**SET TASK**
In your copy, leave out the pictures; write out all the data exactly.

── SOURCE DATA

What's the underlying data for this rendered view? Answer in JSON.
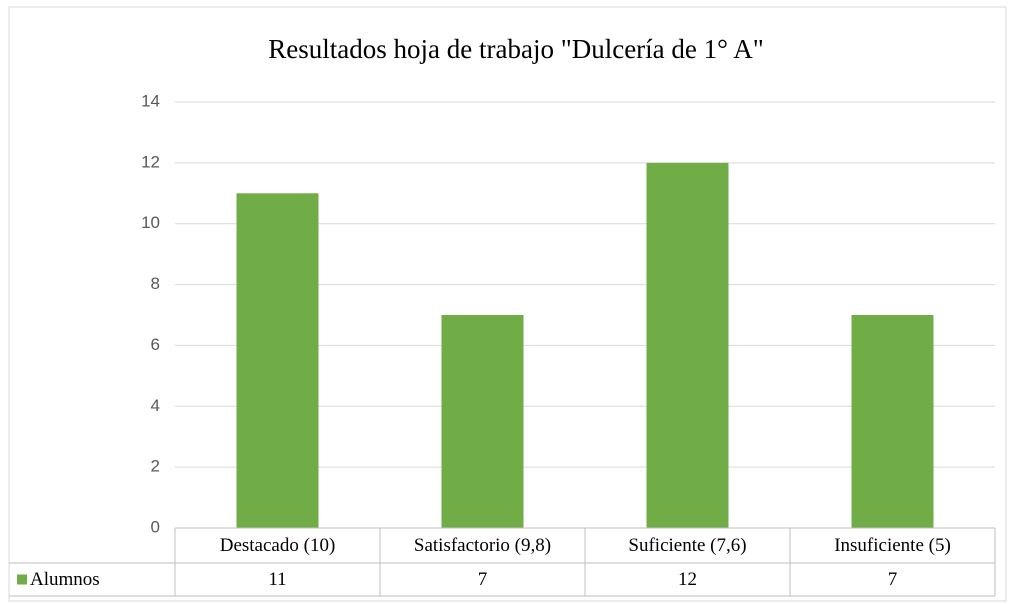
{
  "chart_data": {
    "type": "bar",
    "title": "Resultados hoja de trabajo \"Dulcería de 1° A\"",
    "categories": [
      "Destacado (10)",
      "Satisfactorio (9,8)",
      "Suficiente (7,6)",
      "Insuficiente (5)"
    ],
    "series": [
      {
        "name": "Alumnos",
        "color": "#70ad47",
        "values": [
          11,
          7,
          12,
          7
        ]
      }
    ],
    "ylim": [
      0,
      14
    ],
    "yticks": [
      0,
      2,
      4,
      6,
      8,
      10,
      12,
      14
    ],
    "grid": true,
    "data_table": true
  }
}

────

**SOLUTION FOR THIS EXERCISE**
What's the underlying data for this rendered view? Answer in JSON.
{
  "chart_data": {
    "type": "bar",
    "title": "Resultados hoja de trabajo \"Dulcería de 1° A\"",
    "categories": [
      "Destacado (10)",
      "Satisfactorio (9,8)",
      "Suficiente (7,6)",
      "Insuficiente (5)"
    ],
    "series": [
      {
        "name": "Alumnos",
        "color": "#70ad47",
        "values": [
          11,
          7,
          12,
          7
        ]
      }
    ],
    "ylim": [
      0,
      14
    ],
    "yticks": [
      0,
      2,
      4,
      6,
      8,
      10,
      12,
      14
    ],
    "grid": true,
    "data_table": true
  }
}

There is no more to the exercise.